= WHAT YOU ARE ASKED TO DO =
Leave the pictures out and print every record below exactly as it stands.

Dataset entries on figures
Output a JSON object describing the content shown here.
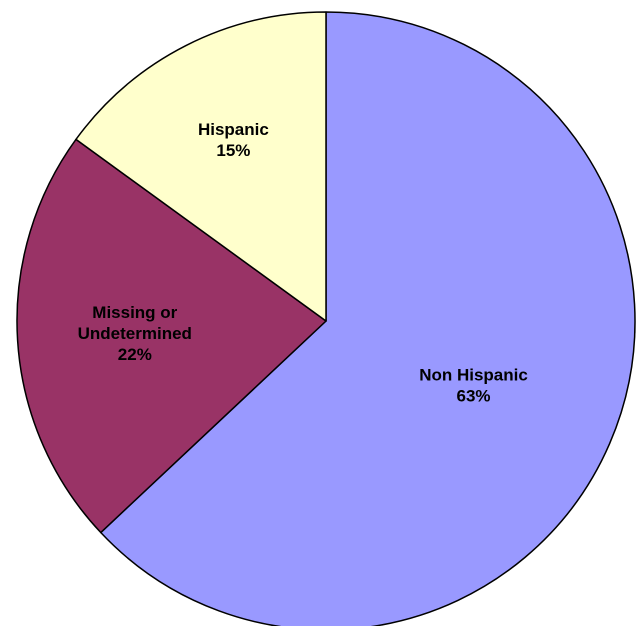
{
  "chart_data": {
    "type": "pie",
    "title": "",
    "start_angle_deg": 0,
    "direction": "clockwise",
    "slices": [
      {
        "name": "Non Hispanic",
        "label_lines": [
          "Non Hispanic"
        ],
        "value": 63,
        "value_label": "63%",
        "color": "#9999FF",
        "label_color": "#000000"
      },
      {
        "name": "Missing or Undetermined",
        "label_lines": [
          "Missing or",
          "Undetermined"
        ],
        "value": 22,
        "value_label": "22%",
        "color": "#993366",
        "label_color": "#FFFFFF"
      },
      {
        "name": "Hispanic",
        "label_lines": [
          "Hispanic"
        ],
        "value": 15,
        "value_label": "15%",
        "color": "#FFFFCC",
        "label_color": "#000000"
      }
    ]
  }
}
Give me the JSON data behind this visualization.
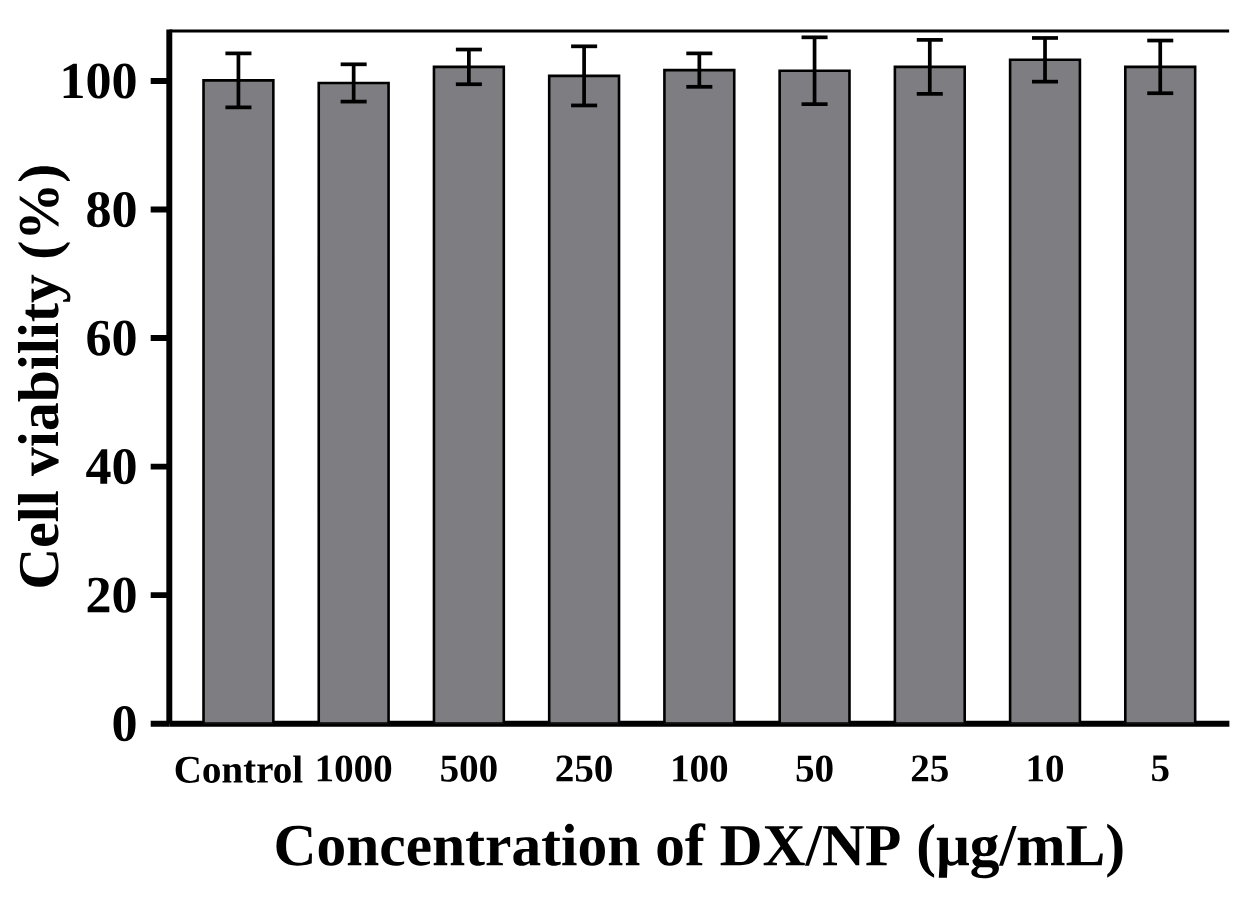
{
  "chart_data": {
    "type": "bar",
    "xlabel": "Concentration of DX/NP (μg/mL)",
    "ylabel": "Cell viability (%)",
    "categories": [
      "Control",
      "1000",
      "500",
      "250",
      "100",
      "50",
      "25",
      "10",
      "5"
    ],
    "values": [
      100.1,
      99.7,
      102.2,
      100.8,
      101.7,
      101.6,
      102.2,
      103.3,
      102.2
    ],
    "errors": [
      4.2,
      2.9,
      2.7,
      4.6,
      2.6,
      5.2,
      4.2,
      3.4,
      4.1
    ],
    "color": "#7e7e82",
    "ylim": [
      0,
      108
    ],
    "yticks": [
      0,
      20,
      40,
      60,
      80,
      100
    ]
  }
}
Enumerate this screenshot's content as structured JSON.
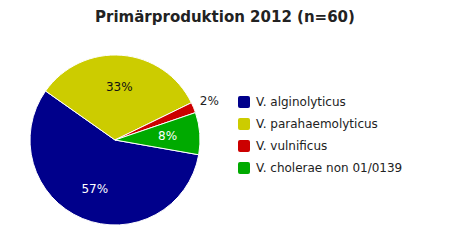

= PROBLEM SOLUTION =
Output a JSON object describing the content shown here.
{
  "chart_data": {
    "type": "pie",
    "title": "",
    "start_angle_deg": 0,
    "direction": "clockwise",
    "slices": [
      {
        "name": "Non Hispanic",
        "label_lines": [
          "Non Hispanic"
        ],
        "value": 63,
        "value_label": "63%",
        "color": "#9999FF",
        "label_color": "#000000"
      },
      {
        "name": "Missing or Undetermined",
        "label_lines": [
          "Missing or",
          "Undetermined"
        ],
        "value": 22,
        "value_label": "22%",
        "color": "#993366",
        "label_color": "#FFFFFF"
      },
      {
        "name": "Hispanic",
        "label_lines": [
          "Hispanic"
        ],
        "value": 15,
        "value_label": "15%",
        "color": "#FFFFCC",
        "label_color": "#000000"
      }
    ]
  }
}
Give me the JSON data behind this visualization.
{
  "chart_data": {
    "type": "bar",
    "xlabel": "Concentration of DX/NP (μg/mL)",
    "ylabel": "Cell viability (%)",
    "categories": [
      "Control",
      "1000",
      "500",
      "250",
      "100",
      "50",
      "25",
      "10",
      "5"
    ],
    "values": [
      100.1,
      99.7,
      102.2,
      100.8,
      101.7,
      101.6,
      102.2,
      103.3,
      102.2
    ],
    "errors": [
      4.2,
      2.9,
      2.7,
      4.6,
      2.6,
      5.2,
      4.2,
      3.4,
      4.1
    ],
    "color": "#7e7e82",
    "ylim": [
      0,
      108
    ],
    "yticks": [
      0,
      20,
      40,
      60,
      80,
      100
    ]
  }
}
Enumerate this screenshot's content as structured JSON.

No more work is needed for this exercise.